WHAT THE TASK ASKS
Can the data below be echoed back word for word?

────

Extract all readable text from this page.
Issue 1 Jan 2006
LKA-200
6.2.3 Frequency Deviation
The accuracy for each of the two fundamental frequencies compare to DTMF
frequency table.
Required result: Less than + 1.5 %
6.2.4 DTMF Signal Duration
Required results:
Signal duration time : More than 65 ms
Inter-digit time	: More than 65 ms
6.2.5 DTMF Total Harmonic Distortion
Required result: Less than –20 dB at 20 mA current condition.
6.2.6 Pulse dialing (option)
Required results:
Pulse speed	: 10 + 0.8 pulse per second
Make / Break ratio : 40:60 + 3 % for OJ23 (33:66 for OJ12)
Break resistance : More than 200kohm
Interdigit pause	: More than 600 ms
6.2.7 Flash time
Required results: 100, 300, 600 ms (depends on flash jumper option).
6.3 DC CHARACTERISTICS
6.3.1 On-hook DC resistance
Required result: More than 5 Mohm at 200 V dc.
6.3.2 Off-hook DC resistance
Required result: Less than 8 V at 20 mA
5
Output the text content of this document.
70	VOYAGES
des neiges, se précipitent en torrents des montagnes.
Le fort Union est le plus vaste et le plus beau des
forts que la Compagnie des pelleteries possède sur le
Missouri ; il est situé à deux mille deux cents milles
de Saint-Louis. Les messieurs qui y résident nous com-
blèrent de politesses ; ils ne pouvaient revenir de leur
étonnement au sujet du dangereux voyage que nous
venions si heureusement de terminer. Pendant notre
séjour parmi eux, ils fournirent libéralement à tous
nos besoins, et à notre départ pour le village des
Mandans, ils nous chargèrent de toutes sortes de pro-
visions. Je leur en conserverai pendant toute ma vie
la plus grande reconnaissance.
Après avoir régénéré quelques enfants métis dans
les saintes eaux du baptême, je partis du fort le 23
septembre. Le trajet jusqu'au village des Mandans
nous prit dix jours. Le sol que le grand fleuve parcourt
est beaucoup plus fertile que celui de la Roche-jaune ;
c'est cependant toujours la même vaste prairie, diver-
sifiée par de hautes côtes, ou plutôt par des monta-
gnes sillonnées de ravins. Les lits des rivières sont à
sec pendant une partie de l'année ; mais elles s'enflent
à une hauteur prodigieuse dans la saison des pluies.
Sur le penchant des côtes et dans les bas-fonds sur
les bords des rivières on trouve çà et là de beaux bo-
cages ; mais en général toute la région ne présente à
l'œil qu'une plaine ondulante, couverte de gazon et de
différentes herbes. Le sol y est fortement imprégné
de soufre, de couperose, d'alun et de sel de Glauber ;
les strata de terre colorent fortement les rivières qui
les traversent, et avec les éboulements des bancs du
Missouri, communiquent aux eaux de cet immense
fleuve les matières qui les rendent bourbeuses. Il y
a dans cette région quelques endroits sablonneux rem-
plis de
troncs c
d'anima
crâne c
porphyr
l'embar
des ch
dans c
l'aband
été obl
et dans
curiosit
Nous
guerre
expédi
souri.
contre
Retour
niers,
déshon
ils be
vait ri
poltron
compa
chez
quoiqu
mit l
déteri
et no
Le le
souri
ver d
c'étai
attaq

────

RESULT FOR THIS TASK
Extract all readable text from this page.
Issue 1 Jan 2006
LKA-200
6.2.3 Frequency Deviation
The accuracy for each of the two fundamental frequencies compare to DTMF
frequency table.
Required result: Less than + 1.5 %
6.2.4 DTMF Signal Duration
Required results:
Signal duration time : More than 65 ms
Inter-digit time	: More than 65 ms
6.2.5 DTMF Total Harmonic Distortion
Required result: Less than –20 dB at 20 mA current condition.
6.2.6 Pulse dialing (option)
Required results:
Pulse speed	: 10 + 0.8 pulse per second
Make / Break ratio : 40:60 + 3 % for OJ23 (33:66 for OJ12)
Break resistance : More than 200kohm
Interdigit pause	: More than 600 ms
6.2.7 Flash time
Required results: 100, 300, 600 ms (depends on flash jumper option).
6.3 DC CHARACTERISTICS
6.3.1 On-hook DC resistance
Required result: More than 5 Mohm at 200 V dc.
6.3.2 Off-hook DC resistance
Required result: Less than 8 V at 20 mA
5
Output the text content of this document.
70	VOYAGES
des neiges, se précipitent en torrents des montagnes.
Le fort Union est le plus vaste et le plus beau des
forts que la Compagnie des pelleteries possède sur le
Missouri ; il est situé à deux mille deux cents milles
de Saint-Louis. Les messieurs qui y résident nous com-
blèrent de politesses ; ils ne pouvaient revenir de leur
étonnement au sujet du dangereux voyage que nous
venions si heureusement de terminer. Pendant notre
séjour parmi eux, ils fournirent libéralement à tous
nos besoins, et à notre départ pour le village des
Mandans, ils nous chargèrent de toutes sortes de pro-
visions. Je leur en conserverai pendant toute ma vie
la plus grande reconnaissance.
Après avoir régénéré quelques enfants métis dans
les saintes eaux du baptême, je partis du fort le 23
septembre. Le trajet jusqu'au village des Mandans
nous prit dix jours. Le sol que le grand fleuve parcourt
est beaucoup plus fertile que celui de la Roche-jaune ;
c'est cependant toujours la même vaste prairie, diver-
sifiée par de hautes côtes, ou plutôt par des monta-
gnes sillonnées de ravins. Les lits des rivières sont à
sec pendant une partie de l'année ; mais elles s'enflent
à une hauteur prodigieuse dans la saison des pluies.
Sur le penchant des côtes et dans les bas-fonds sur
les bords des rivières on trouve çà et là de beaux bo-
cages ; mais en général toute la région ne présente à
l'œil qu'une plaine ondulante, couverte de gazon et de
différentes herbes. Le sol y est fortement imprégné
de soufre, de couperose, d'alun et de sel de Glauber ;
les strata de terre colorent fortement les rivières qui
les traversent, et avec les éboulements des bancs du
Missouri, communiquent aux eaux de cet immense
fleuve les matières qui les rendent bourbeuses. Il y
a dans cette région quelques endroits sablonneux rem-
plis de
troncs c
d'anima
crâne c
porphyr
l'embar
des ch
dans c
l'aband
été obl
et dans
curiosit
Nous
guerre
expédi
souri.
contre
Retour
niers,
déshon
ils be
vait ri
poltron
compa
chez
quoiqu
mit l
déteri
et no
Le le
souri
ver d
c'étai
attaq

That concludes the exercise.